Task instructions
(a) Answer these questions from the article.
(i) Which UNSC resolution authorized a Board to supervise Gaza's transition, and until what year?
(ii) Who chairs the Board of Peace?
(iii) Which other country, besides India, has been invited?
(b) Retype the article word for word, everything from "What’s in Today’s" down to "apolitical Palestinian administration.".
(c) Using the article, decide whether each statement agrees with it. For each, answer yes or no and quote the words that settle it.
(i) The Board is meant to oversee a temporary Palestinian administration.
(ii) Russia and China voted for UNSC Resolution 2803.
(iii) India has formally responded to its invitation.

Passage
What’s in Today’s Article?

  • Board of Peace for Gaza
  • India’s Position
  • Broader Global Governance Debate
  • Key Challenges and Way Ahead
  • Conclusion

Board of Peace for Gaza:

  • Purpose and mandate:
    • To supervise Gaza’s transitional governance, stabilisation, and reconstruction.
    • To oversee a temporary technocratic, apolitical Palestinian administration.
    • To manage funding for redevelopment until the Palestinian Authority (PA) completes institutional reforms.
    • Trump now seeks to expand this Gaza-specific mechanism into a global conflict-resolution template.
  • Composition and leadership:
    • Chaired by U.S. President Donald Trump, its members include select invited countries and global leaders (e.g., Tony Blair).
    • It will operate as an invitation-only body, not based on universal membership.
  • UN linkage:
    • UNSC Resolution 2803 authorised a Board to supervise Gaza’s transition until 2027.
    • Russia and China abstained, but the countries of the Global South voted for it.

India’s Position:

  • Current status: India has received the invitation but has not formally responded. Pakistan has also been invited.
  • India’s stated principles:
    • Consistent support for a Two-State Solution (Israel and Palestine coexisting).

Extracted information

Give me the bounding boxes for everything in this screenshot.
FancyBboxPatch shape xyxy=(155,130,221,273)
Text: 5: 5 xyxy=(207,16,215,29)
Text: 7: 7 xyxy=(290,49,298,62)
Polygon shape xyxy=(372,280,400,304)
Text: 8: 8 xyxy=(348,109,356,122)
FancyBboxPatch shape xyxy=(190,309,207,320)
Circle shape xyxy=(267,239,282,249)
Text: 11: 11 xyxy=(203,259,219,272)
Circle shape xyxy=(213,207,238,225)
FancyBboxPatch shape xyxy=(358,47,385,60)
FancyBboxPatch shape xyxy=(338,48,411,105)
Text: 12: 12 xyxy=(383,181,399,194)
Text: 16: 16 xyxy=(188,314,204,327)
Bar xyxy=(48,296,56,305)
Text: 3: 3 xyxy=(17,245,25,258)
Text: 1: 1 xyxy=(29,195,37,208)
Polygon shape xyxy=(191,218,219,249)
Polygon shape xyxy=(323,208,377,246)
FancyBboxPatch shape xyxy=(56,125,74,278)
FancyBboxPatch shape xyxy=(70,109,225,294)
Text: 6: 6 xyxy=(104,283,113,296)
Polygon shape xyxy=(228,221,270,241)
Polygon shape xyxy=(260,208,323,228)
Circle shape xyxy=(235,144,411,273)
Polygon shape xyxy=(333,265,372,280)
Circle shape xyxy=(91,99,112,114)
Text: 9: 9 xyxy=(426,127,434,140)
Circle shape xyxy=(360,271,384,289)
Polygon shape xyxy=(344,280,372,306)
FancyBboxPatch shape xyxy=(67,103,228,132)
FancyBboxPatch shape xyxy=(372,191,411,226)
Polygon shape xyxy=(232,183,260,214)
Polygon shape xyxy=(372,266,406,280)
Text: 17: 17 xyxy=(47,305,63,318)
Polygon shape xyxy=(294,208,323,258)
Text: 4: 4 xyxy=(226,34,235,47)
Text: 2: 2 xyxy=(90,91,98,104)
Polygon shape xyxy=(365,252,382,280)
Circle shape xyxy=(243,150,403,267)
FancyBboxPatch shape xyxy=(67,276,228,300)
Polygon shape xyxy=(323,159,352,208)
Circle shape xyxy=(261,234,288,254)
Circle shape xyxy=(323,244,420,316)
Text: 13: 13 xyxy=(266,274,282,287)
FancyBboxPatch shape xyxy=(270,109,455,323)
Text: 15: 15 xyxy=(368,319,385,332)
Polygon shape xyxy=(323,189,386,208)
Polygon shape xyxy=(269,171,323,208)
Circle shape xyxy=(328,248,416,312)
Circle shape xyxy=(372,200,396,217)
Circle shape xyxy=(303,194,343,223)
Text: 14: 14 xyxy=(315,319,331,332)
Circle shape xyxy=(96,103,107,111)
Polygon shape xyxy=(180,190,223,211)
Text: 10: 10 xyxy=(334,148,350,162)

Answers for the tasks
(a)
(i) UNSC Resolution 2803, until 2027.
(ii) U.S. President Donald Trump.
(iii) Pakistan.

(b)
What’s in Today’s Article?

  • Board of Peace for Gaza
  • India’s Position
  • Broader Global Governance Debate
  • Key Challenges and Way Ahead
  • Conclusion

Board of Peace for Gaza:

  • Purpose and mandate:
    • To supervise Gaza’s transitional governance, stabilisation, and reconstruction.
    • To oversee a temporary technocratic, apolitical Palestinian administration.

(c)
(i) Yes: "To oversee a temporary technocratic, apolitical Palestinian administration."
(ii) No: "Russia and China abstained, but the countries of the Global South voted for it."
(iii) No: "India has received the invitation but has not formally responded."